* **Boxed element entries**:

—————

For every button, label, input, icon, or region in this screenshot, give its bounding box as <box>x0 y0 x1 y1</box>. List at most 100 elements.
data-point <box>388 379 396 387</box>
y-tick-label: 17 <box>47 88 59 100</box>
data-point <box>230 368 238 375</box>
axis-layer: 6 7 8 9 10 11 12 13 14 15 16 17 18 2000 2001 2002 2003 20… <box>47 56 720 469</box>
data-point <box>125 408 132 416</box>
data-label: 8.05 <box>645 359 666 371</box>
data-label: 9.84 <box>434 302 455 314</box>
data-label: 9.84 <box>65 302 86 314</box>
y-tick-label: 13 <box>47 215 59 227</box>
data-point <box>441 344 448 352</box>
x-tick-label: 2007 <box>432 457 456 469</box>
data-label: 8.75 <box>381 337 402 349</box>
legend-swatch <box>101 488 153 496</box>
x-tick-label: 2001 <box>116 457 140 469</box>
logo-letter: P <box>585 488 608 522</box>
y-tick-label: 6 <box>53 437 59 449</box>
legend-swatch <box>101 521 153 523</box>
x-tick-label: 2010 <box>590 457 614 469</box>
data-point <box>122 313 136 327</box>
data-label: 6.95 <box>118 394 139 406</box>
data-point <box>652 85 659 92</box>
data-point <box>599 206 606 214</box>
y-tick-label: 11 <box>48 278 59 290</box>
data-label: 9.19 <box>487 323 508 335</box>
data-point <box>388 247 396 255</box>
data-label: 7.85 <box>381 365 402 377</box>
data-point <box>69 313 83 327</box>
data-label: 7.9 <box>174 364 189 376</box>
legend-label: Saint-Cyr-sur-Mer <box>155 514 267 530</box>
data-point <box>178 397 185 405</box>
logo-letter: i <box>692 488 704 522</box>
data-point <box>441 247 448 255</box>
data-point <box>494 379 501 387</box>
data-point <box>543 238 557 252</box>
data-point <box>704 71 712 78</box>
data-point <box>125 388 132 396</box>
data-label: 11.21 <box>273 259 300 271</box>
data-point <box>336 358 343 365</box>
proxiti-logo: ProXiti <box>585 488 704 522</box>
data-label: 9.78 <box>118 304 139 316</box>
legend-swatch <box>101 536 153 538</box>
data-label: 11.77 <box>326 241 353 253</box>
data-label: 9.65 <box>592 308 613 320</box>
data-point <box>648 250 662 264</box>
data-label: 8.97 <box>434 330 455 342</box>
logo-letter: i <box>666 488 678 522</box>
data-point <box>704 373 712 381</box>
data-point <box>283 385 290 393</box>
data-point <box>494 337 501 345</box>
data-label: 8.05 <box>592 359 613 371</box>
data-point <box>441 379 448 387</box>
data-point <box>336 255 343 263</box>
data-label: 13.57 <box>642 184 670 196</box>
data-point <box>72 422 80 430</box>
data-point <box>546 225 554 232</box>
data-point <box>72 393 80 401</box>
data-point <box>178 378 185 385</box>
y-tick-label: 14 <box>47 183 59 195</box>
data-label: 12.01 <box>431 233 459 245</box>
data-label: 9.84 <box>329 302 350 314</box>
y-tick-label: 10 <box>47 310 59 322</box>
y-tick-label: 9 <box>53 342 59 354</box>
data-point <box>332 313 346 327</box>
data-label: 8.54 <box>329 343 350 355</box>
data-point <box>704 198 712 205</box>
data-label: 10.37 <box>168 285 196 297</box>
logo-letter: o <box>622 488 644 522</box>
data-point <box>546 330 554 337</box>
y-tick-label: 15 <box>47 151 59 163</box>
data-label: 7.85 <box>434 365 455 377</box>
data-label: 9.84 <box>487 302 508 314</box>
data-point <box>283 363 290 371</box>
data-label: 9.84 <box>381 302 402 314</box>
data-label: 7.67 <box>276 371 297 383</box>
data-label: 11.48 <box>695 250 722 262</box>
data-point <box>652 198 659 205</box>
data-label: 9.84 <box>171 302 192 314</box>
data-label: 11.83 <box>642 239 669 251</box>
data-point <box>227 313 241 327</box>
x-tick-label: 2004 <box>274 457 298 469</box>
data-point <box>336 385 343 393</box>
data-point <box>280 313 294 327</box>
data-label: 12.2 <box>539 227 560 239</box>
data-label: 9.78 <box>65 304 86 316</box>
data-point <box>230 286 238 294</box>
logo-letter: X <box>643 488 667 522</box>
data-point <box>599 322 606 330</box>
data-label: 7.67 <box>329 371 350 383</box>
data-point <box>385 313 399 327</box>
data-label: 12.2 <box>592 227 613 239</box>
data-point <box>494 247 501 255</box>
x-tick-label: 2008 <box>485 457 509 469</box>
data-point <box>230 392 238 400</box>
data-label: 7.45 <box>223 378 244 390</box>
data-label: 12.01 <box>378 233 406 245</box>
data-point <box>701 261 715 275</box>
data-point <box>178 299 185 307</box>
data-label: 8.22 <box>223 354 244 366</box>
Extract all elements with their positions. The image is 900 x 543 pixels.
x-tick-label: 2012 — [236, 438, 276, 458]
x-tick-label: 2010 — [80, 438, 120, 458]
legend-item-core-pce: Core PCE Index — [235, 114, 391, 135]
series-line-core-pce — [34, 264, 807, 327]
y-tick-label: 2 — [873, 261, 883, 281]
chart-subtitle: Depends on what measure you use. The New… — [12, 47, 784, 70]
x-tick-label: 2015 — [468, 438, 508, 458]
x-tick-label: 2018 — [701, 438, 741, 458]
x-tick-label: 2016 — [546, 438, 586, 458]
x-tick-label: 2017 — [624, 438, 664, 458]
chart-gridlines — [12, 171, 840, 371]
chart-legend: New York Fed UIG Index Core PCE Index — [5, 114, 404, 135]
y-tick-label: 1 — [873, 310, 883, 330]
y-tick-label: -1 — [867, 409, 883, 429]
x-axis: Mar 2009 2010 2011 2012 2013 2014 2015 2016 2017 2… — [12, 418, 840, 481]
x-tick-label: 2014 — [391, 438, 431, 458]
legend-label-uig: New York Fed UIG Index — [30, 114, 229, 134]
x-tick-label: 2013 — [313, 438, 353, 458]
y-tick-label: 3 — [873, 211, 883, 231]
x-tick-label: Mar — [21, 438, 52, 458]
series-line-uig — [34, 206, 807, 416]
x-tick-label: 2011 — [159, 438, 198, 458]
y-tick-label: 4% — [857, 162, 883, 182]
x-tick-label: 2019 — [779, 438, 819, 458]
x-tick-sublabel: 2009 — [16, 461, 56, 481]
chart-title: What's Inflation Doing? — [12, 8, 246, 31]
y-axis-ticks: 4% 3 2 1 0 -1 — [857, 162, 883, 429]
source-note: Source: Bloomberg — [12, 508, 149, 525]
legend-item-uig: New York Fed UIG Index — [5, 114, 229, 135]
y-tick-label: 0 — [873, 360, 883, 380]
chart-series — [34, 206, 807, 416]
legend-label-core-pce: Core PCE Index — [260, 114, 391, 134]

—————

* **Request**: Copy out every item above word for word, with nothing changed.

* **Written response**:
For every button, label, input, icon, or region in this screenshot, give its bounding box as <box>x0 y0 x1 y1</box>. List at most 100 elements.
data-point <box>388 379 396 387</box>
y-tick-label: 17 <box>47 88 59 100</box>
data-point <box>230 368 238 375</box>
axis-layer: 6 7 8 9 10 11 12 13 14 15 16 17 18 2000 2001 2002 2003 20… <box>47 56 720 469</box>
data-point <box>125 408 132 416</box>
data-label: 8.05 <box>645 359 666 371</box>
data-label: 9.84 <box>434 302 455 314</box>
data-label: 9.84 <box>65 302 86 314</box>
y-tick-label: 13 <box>47 215 59 227</box>
data-point <box>441 344 448 352</box>
x-tick-label: 2007 <box>432 457 456 469</box>
data-label: 8.75 <box>381 337 402 349</box>
legend-swatch <box>101 488 153 496</box>
x-tick-label: 2001 <box>116 457 140 469</box>
logo-letter: P <box>585 488 608 522</box>
y-tick-label: 6 <box>53 437 59 449</box>
legend-swatch <box>101 521 153 523</box>
x-tick-label: 2010 <box>590 457 614 469</box>
data-point <box>122 313 136 327</box>
data-label: 6.95 <box>118 394 139 406</box>
data-point <box>652 85 659 92</box>
data-point <box>599 206 606 214</box>
y-tick-label: 11 <box>48 278 59 290</box>
data-label: 9.19 <box>487 323 508 335</box>
data-point <box>388 247 396 255</box>
data-label: 7.85 <box>381 365 402 377</box>
data-point <box>69 313 83 327</box>
data-label: 7.9 <box>174 364 189 376</box>
legend-label: Saint-Cyr-sur-Mer <box>155 514 267 530</box>
data-point <box>178 397 185 405</box>
logo-letter: i <box>692 488 704 522</box>
data-point <box>441 247 448 255</box>
data-point <box>494 379 501 387</box>
data-point <box>543 238 557 252</box>
data-point <box>704 71 712 78</box>
data-point <box>125 388 132 396</box>
data-label: 11.21 <box>273 259 300 271</box>
data-point <box>336 358 343 365</box>
proxiti-logo: ProXiti <box>585 488 704 522</box>
data-label: 9.78 <box>118 304 139 316</box>
legend-swatch <box>101 536 153 538</box>
data-label: 11.77 <box>326 241 353 253</box>
data-label: 9.65 <box>592 308 613 320</box>
data-point <box>648 250 662 264</box>
data-label: 8.97 <box>434 330 455 342</box>
logo-letter: i <box>666 488 678 522</box>
data-point <box>704 373 712 381</box>
data-point <box>283 385 290 393</box>
data-point <box>494 337 501 345</box>
data-label: 8.05 <box>592 359 613 371</box>
data-point <box>441 379 448 387</box>
data-point <box>336 255 343 263</box>
data-label: 13.57 <box>642 184 670 196</box>
data-point <box>72 422 80 430</box>
data-point <box>546 225 554 232</box>
data-point <box>72 393 80 401</box>
data-point <box>178 378 185 385</box>
y-tick-label: 14 <box>47 183 59 195</box>
data-label: 12.01 <box>431 233 459 245</box>
data-label: 9.84 <box>329 302 350 314</box>
y-tick-label: 10 <box>47 310 59 322</box>
y-tick-label: 9 <box>53 342 59 354</box>
data-point <box>332 313 346 327</box>
data-label: 8.54 <box>329 343 350 355</box>
data-point <box>704 198 712 205</box>
data-label: 10.37 <box>168 285 196 297</box>
logo-letter: o <box>622 488 644 522</box>
data-point <box>546 330 554 337</box>
y-tick-label: 15 <box>47 151 59 163</box>
data-label: 7.85 <box>434 365 455 377</box>
data-label: 9.84 <box>487 302 508 314</box>
data-point <box>283 363 290 371</box>
data-label: 9.84 <box>381 302 402 314</box>
data-label: 7.67 <box>276 371 297 383</box>
data-label: 11.48 <box>695 250 722 262</box>
data-point <box>652 198 659 205</box>
data-label: 9.84 <box>171 302 192 314</box>
data-label: 11.83 <box>642 239 669 251</box>
data-point <box>227 313 241 327</box>
x-tick-label: 2004 <box>274 457 298 469</box>
data-point <box>336 385 343 393</box>
data-point <box>280 313 294 327</box>
data-label: 12.2 <box>539 227 560 239</box>
data-label: 9.78 <box>65 304 86 316</box>
data-point <box>230 286 238 294</box>
logo-letter: X <box>643 488 667 522</box>
data-point <box>599 322 606 330</box>
data-label: 7.67 <box>329 371 350 383</box>
data-point <box>385 313 399 327</box>
data-label: 12.2 <box>592 227 613 239</box>
data-point <box>494 247 501 255</box>
x-tick-label: 2008 <box>485 457 509 469</box>
data-point <box>230 392 238 400</box>
data-label: 7.45 <box>223 378 244 390</box>
data-label: 12.01 <box>378 233 406 245</box>
data-point <box>701 261 715 275</box>
data-point <box>178 299 185 307</box>
data-label: 8.22 <box>223 354 244 366</box>
Extract all elements with their positions. The image is 900 x 543 pixels.
x-tick-label: 2012 — [236, 438, 276, 458]
x-tick-label: 2010 — [80, 438, 120, 458]
legend-item-core-pce: Core PCE Index — [235, 114, 391, 135]
series-line-core-pce — [34, 264, 807, 327]
y-tick-label: 2 — [873, 261, 883, 281]
chart-subtitle: Depends on what measure you use. The New… — [12, 47, 784, 70]
x-tick-label: 2015 — [468, 438, 508, 458]
x-tick-label: 2018 — [701, 438, 741, 458]
x-tick-label: 2016 — [546, 438, 586, 458]
x-tick-label: 2017 — [624, 438, 664, 458]
chart-gridlines — [12, 171, 840, 371]
chart-legend: New York Fed UIG Index Core PCE Index — [5, 114, 404, 135]
y-tick-label: 1 — [873, 310, 883, 330]
y-tick-label: -1 — [867, 409, 883, 429]
x-axis: Mar 2009 2010 2011 2012 2013 2014 2015 2016 2017 2… — [12, 418, 840, 481]
x-tick-label: 2014 — [391, 438, 431, 458]
legend-label-uig: New York Fed UIG Index — [30, 114, 229, 134]
x-tick-label: 2013 — [313, 438, 353, 458]
y-tick-label: 3 — [873, 211, 883, 231]
x-tick-label: Mar — [21, 438, 52, 458]
series-line-uig — [34, 206, 807, 416]
x-tick-label: 2011 — [159, 438, 198, 458]
y-tick-label: 4% — [857, 162, 883, 182]
x-tick-label: 2019 — [779, 438, 819, 458]
x-tick-sublabel: 2009 — [16, 461, 56, 481]
chart-title: What's Inflation Doing? — [12, 8, 246, 31]
y-axis-ticks: 4% 3 2 1 0 -1 — [857, 162, 883, 429]
source-note: Source: Bloomberg — [12, 508, 149, 525]
legend-item-uig: New York Fed UIG Index — [5, 114, 229, 135]
y-tick-label: 0 — [873, 360, 883, 380]
chart-series — [34, 206, 807, 416]
legend-label-core-pce: Core PCE Index — [260, 114, 391, 134]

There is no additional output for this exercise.